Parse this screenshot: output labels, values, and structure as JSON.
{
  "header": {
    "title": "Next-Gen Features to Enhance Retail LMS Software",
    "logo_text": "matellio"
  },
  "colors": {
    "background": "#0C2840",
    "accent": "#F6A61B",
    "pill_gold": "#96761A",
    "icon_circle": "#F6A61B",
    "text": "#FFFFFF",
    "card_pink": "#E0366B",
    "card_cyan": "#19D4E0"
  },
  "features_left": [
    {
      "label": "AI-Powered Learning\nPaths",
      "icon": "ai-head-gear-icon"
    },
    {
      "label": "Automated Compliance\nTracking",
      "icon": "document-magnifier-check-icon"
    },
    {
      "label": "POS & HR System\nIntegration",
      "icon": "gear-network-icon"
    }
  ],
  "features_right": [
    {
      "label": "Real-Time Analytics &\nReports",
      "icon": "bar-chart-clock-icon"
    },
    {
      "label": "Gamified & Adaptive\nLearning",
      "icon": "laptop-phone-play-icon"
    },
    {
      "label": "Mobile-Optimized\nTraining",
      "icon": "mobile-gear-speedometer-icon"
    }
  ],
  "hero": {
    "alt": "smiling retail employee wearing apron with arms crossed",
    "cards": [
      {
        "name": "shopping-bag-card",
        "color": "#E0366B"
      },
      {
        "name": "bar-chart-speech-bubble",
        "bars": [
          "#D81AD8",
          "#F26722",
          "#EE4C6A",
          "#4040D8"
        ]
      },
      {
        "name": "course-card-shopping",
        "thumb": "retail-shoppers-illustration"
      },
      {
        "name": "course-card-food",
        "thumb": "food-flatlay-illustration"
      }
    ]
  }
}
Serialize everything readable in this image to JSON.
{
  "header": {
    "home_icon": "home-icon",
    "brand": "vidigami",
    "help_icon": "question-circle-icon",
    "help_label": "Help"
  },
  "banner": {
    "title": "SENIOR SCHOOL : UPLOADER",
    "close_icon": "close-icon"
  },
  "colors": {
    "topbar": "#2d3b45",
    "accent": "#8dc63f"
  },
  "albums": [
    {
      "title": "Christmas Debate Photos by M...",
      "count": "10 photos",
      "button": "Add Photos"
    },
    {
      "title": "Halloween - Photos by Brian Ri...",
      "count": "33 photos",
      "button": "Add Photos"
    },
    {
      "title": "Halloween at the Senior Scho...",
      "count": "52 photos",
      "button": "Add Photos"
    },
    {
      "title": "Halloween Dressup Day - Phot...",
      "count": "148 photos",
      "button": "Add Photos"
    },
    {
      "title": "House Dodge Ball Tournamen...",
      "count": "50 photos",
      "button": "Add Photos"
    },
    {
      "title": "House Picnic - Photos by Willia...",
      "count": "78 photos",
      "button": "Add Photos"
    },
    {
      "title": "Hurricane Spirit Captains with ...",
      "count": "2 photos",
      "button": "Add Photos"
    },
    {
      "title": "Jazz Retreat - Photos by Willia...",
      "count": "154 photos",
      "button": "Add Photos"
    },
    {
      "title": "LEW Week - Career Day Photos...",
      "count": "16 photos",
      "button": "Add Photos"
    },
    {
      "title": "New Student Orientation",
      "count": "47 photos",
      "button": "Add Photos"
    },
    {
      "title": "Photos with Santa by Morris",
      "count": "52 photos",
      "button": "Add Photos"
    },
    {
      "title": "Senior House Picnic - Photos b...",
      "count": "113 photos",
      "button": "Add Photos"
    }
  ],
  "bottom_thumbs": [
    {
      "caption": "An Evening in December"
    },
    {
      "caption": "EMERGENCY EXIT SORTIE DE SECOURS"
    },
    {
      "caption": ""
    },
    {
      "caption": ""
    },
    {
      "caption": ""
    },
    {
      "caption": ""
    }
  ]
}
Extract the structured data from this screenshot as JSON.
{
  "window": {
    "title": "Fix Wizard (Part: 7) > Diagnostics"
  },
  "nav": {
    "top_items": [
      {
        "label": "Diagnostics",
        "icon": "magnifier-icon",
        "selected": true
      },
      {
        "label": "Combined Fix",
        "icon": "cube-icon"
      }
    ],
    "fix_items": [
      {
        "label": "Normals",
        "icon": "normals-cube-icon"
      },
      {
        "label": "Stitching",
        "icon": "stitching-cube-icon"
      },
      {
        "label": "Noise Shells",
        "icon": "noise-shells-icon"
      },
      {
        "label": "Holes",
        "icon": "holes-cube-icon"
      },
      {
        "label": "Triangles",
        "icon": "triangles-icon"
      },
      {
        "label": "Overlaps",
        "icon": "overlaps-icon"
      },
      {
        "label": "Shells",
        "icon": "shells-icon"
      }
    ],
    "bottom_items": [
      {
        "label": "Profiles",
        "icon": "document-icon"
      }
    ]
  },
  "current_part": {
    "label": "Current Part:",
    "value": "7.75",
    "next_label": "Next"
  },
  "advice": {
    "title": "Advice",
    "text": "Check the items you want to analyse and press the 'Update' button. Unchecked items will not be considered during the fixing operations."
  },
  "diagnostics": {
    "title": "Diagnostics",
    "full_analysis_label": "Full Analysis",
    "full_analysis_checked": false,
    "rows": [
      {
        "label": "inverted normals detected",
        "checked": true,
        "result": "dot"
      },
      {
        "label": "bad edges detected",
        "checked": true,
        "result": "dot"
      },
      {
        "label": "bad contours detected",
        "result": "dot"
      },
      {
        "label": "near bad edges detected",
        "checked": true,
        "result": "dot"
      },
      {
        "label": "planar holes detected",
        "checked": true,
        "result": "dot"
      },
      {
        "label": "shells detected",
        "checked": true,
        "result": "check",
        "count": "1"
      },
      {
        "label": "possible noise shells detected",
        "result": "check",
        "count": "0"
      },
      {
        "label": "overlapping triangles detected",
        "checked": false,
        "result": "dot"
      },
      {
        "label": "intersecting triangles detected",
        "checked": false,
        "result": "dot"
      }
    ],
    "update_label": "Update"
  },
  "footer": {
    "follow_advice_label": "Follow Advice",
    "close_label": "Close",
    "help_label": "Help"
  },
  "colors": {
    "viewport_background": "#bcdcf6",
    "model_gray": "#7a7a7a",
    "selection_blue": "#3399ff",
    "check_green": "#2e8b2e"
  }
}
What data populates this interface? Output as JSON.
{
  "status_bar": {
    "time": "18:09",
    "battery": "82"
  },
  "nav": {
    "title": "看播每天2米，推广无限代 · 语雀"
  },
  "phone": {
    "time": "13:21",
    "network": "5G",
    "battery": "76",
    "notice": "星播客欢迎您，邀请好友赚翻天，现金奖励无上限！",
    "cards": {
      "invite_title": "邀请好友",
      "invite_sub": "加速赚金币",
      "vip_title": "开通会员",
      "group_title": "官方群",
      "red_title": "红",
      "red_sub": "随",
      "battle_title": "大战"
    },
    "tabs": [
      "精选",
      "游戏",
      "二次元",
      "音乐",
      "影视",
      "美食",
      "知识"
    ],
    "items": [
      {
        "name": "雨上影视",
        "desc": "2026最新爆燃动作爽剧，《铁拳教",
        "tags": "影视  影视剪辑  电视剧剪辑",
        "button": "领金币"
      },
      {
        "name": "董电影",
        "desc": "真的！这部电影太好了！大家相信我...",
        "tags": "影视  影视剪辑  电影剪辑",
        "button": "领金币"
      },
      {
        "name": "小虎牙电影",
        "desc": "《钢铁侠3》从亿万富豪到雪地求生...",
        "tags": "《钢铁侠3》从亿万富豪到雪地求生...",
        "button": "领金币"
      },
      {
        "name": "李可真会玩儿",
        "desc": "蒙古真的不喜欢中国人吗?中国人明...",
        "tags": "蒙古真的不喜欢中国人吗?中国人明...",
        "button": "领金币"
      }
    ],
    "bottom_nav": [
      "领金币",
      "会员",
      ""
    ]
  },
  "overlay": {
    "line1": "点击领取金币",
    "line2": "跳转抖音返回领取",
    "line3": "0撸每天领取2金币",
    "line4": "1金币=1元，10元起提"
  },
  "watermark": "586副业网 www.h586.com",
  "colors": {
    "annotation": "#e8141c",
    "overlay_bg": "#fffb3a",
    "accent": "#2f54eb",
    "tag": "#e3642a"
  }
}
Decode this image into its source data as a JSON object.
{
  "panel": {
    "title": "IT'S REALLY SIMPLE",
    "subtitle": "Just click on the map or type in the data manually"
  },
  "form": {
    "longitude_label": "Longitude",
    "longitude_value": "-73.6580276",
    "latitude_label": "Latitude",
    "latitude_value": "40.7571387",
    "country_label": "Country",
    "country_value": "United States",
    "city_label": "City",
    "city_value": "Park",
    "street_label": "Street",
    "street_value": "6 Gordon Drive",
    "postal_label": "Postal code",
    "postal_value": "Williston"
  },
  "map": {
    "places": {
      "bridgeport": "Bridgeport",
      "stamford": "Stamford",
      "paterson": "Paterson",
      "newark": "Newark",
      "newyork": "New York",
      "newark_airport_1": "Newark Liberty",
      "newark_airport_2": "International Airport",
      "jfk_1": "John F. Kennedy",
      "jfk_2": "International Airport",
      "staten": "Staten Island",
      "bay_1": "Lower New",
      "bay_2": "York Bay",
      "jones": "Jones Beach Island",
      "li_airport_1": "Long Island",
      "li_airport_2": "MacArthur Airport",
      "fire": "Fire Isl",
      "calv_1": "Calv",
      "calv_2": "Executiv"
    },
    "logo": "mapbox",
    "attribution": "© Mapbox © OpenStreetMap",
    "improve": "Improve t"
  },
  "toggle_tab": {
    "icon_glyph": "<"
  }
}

—————

### Work required
Find the lines above that contain the word "detected" and collect them.

### Answer for the task
        "label": "inverted normals detected",
        "label": "bad edges detected",
        "label": "bad contours detected",
        "label": "near bad edges detected",
        "label": "planar holes detected",
        "label": "shells detected",
        "label": "possible noise shells detected",
        "label": "overlapping triangles detected",
        "label": "intersecting triangles detected",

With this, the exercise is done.